┌──

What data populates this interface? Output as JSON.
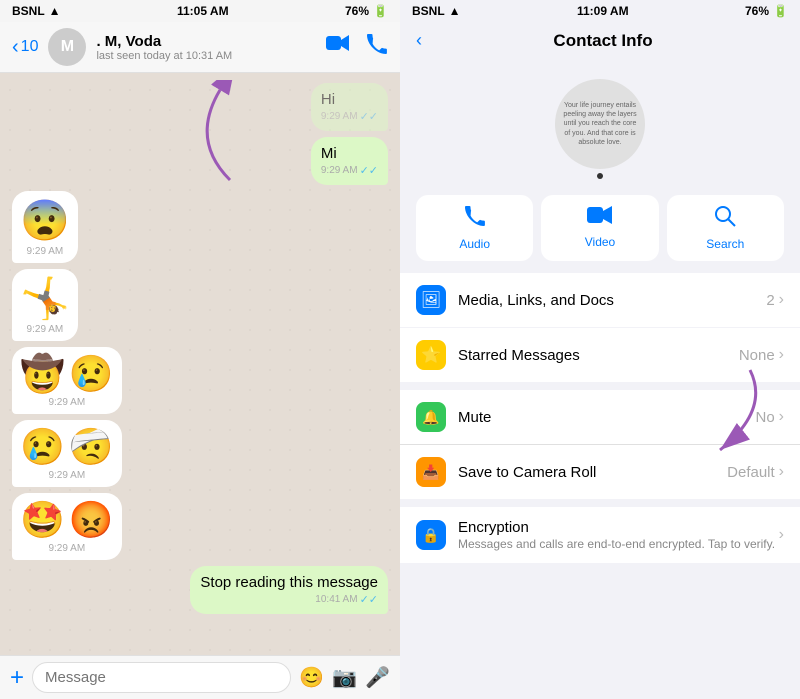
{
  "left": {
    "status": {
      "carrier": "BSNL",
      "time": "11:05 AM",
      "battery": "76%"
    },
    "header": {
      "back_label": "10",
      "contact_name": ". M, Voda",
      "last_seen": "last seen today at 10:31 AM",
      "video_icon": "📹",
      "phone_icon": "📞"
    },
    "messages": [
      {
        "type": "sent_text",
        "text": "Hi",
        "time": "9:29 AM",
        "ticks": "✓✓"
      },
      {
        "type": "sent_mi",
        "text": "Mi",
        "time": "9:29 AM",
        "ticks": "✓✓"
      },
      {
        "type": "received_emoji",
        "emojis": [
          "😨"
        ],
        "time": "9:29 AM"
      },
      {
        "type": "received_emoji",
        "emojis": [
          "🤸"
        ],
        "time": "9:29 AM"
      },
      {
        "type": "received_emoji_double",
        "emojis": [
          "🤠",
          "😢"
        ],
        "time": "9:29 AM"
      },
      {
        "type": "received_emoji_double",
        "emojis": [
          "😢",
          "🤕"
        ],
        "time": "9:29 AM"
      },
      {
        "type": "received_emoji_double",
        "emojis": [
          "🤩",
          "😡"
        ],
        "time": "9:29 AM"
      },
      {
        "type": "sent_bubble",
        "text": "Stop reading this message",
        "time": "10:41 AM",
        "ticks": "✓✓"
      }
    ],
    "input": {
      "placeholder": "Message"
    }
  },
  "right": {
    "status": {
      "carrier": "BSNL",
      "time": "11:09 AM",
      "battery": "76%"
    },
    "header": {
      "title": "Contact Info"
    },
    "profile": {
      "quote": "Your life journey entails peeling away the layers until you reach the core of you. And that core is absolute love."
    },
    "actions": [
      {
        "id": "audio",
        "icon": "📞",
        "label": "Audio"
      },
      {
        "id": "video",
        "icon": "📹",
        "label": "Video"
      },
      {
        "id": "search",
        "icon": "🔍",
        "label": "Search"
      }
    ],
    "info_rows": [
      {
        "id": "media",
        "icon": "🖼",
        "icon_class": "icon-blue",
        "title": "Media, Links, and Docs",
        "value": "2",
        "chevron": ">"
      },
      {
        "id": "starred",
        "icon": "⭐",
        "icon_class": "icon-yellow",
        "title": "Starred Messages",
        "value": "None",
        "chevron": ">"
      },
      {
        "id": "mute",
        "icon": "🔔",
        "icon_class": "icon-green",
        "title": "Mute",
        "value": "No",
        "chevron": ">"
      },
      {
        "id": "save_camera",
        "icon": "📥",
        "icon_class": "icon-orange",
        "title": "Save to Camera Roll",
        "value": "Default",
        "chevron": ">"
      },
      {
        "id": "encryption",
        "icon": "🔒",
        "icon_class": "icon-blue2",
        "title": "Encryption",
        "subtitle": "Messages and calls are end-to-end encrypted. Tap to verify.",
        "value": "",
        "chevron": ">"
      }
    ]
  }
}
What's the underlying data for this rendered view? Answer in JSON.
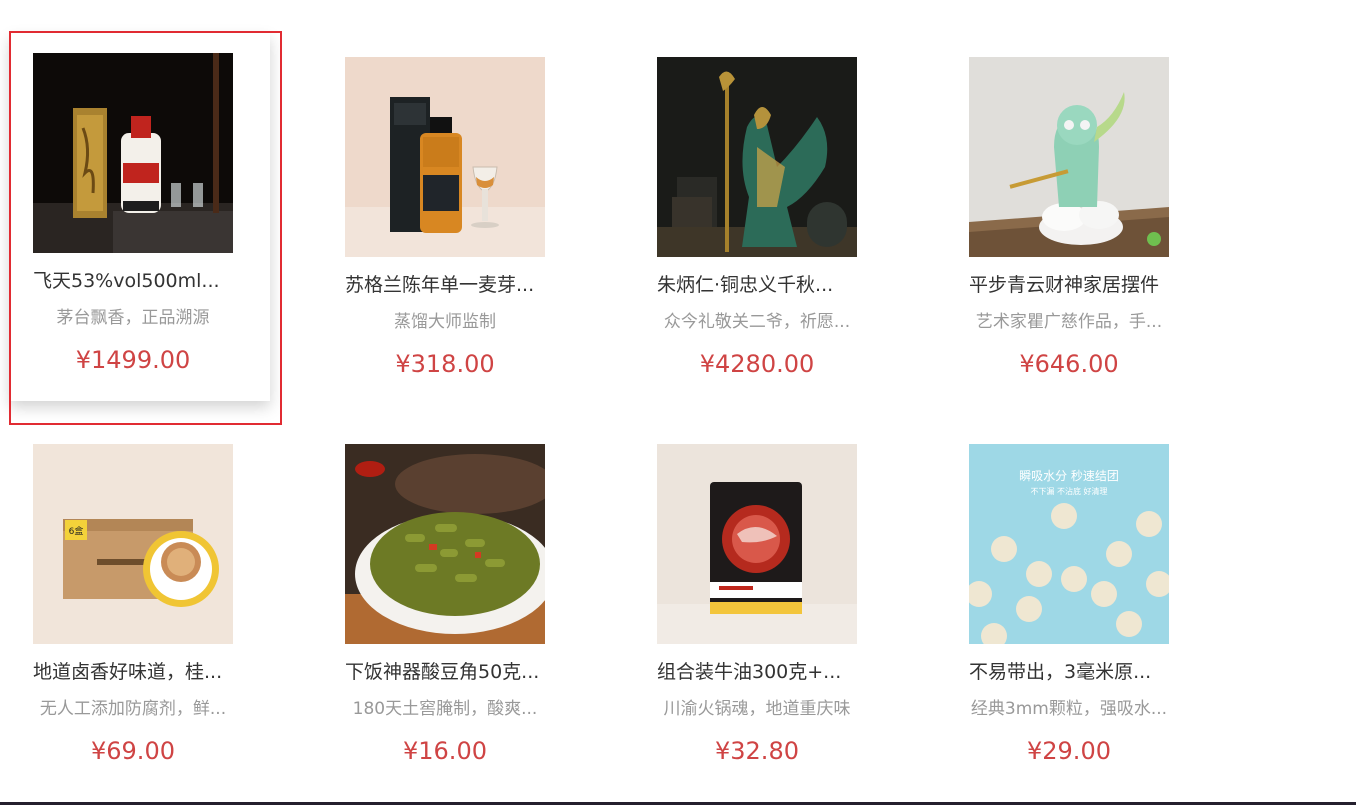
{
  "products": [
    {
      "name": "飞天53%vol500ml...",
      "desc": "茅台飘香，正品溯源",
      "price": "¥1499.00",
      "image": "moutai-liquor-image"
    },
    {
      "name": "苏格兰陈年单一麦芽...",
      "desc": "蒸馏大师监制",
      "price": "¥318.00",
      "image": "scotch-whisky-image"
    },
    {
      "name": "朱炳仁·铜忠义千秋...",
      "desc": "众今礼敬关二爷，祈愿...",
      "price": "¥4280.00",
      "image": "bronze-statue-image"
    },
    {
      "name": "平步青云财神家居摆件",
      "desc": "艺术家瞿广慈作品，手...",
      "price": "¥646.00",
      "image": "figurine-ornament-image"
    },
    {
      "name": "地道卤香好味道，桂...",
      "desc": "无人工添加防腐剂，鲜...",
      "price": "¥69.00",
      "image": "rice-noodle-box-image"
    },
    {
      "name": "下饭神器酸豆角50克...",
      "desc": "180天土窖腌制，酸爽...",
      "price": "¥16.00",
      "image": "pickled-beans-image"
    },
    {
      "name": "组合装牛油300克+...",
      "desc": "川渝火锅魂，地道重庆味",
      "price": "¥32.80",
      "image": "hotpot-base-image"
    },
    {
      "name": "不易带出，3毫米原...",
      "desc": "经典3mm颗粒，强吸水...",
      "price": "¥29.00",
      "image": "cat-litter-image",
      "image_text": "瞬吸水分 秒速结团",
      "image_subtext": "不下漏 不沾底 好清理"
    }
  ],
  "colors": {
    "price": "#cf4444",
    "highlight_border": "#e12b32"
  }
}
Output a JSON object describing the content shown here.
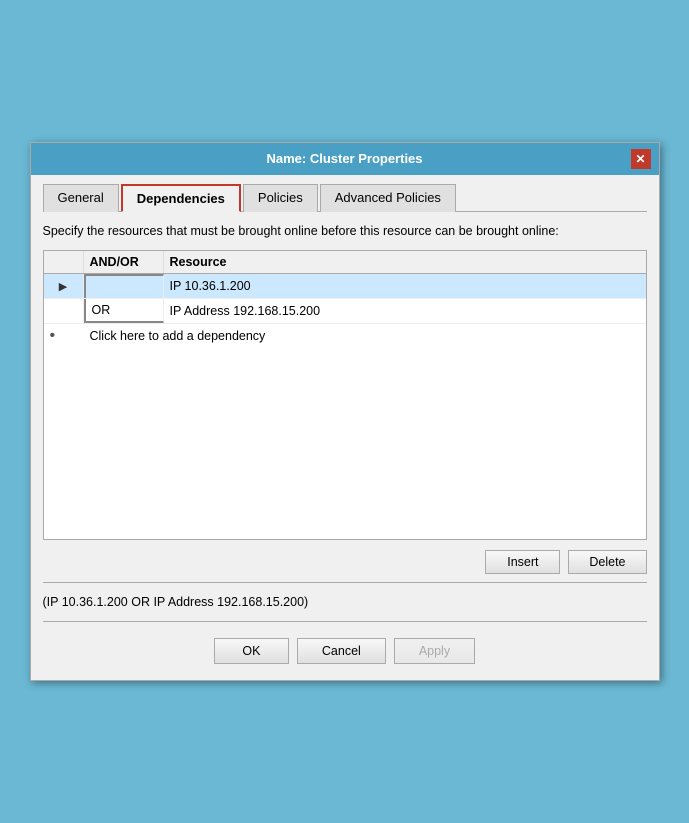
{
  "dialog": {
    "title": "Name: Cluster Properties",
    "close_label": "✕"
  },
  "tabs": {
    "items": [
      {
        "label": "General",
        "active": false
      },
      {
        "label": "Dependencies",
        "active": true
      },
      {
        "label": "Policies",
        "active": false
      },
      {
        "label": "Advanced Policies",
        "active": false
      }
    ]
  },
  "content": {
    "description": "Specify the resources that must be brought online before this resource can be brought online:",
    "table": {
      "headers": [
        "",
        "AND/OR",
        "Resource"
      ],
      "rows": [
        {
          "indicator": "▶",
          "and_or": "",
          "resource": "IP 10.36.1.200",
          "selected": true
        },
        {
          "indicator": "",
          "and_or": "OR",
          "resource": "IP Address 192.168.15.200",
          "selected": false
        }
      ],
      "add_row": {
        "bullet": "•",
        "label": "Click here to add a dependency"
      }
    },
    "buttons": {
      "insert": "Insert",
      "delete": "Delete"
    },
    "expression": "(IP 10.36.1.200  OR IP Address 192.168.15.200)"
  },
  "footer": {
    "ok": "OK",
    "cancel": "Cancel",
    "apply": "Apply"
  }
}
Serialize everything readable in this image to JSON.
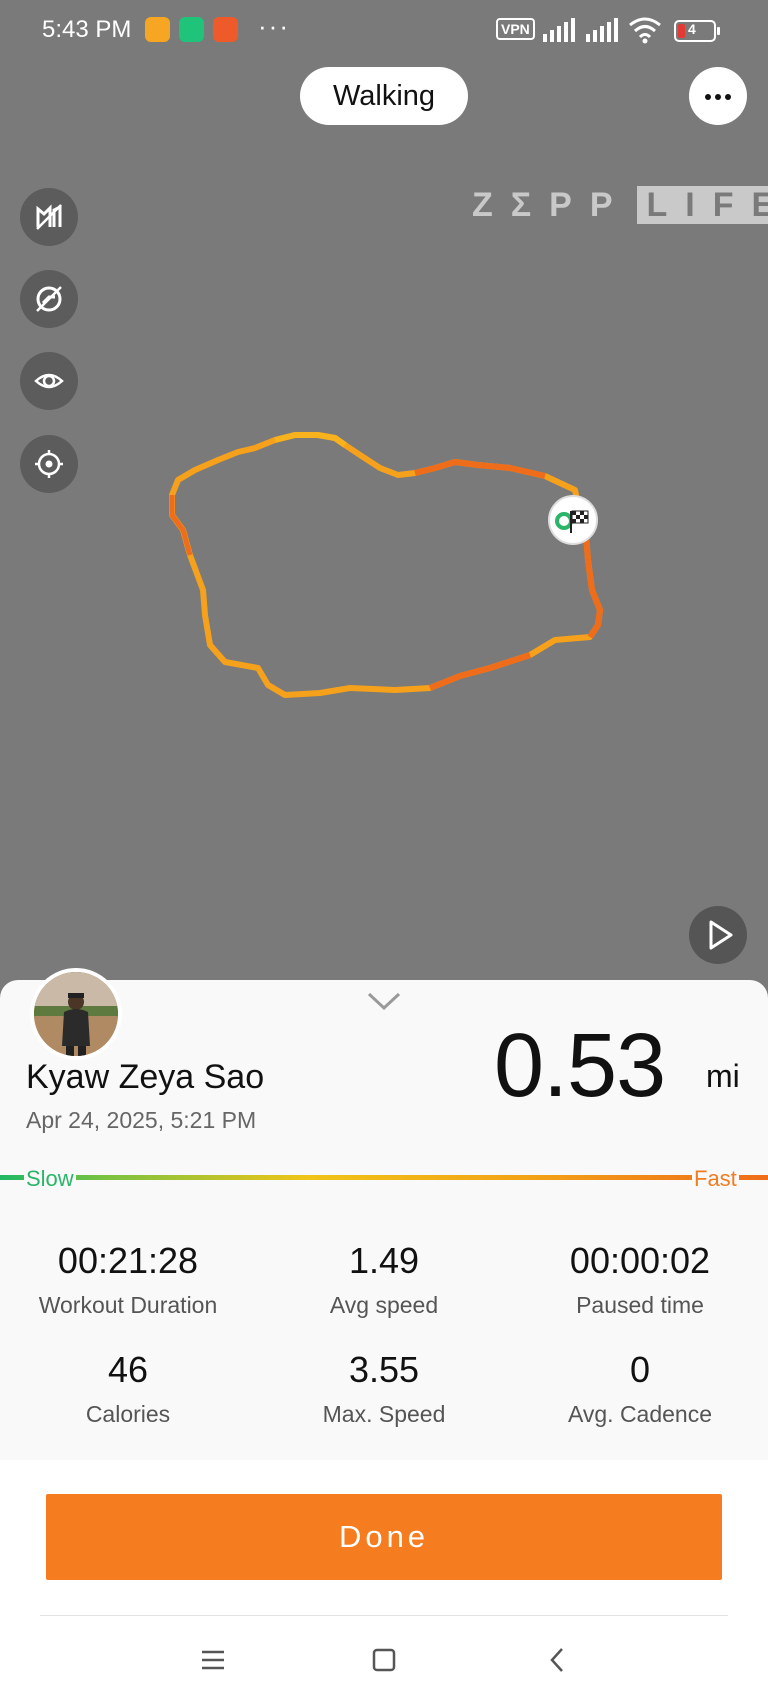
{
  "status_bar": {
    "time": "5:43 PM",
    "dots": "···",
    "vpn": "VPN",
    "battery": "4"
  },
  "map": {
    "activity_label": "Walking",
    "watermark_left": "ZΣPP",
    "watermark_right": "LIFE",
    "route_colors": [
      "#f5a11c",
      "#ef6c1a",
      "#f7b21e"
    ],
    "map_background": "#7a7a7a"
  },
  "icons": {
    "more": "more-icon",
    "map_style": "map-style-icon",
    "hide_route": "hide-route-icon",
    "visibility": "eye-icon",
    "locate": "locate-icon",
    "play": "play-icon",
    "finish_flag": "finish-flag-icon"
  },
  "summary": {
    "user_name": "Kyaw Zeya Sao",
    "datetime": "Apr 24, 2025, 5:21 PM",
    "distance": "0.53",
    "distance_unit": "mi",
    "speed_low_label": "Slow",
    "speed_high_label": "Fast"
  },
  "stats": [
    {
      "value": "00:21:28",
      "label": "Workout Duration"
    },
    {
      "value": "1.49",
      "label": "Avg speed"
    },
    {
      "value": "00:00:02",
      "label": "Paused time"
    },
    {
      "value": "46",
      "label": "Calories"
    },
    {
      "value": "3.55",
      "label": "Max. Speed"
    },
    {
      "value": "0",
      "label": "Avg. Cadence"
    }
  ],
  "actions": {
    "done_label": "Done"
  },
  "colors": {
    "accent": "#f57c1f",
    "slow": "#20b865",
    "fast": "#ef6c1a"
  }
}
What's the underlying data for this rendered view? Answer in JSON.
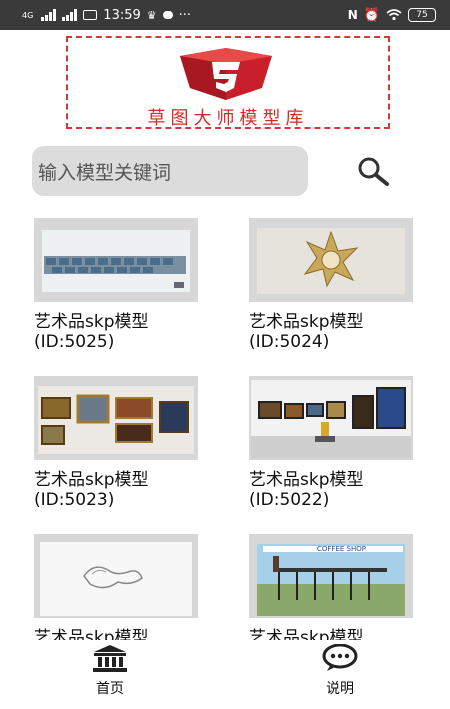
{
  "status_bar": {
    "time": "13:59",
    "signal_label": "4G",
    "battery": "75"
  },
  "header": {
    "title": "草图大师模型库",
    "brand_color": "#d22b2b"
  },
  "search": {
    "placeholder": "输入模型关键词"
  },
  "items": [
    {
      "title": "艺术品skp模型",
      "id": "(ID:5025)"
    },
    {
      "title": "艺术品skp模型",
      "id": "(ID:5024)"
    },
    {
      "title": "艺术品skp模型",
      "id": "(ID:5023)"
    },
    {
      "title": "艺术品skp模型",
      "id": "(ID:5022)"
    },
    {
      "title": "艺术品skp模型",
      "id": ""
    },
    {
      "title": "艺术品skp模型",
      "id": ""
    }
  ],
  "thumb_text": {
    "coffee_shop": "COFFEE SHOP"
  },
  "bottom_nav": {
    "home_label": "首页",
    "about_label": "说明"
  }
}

└──

■ WHAT TO PRODUCE: Return every line above that contains the word "here".

■ FINISHED ANSWER:
Output a JSON object describing the content shown here.
        "label": "Click here to add a dependency"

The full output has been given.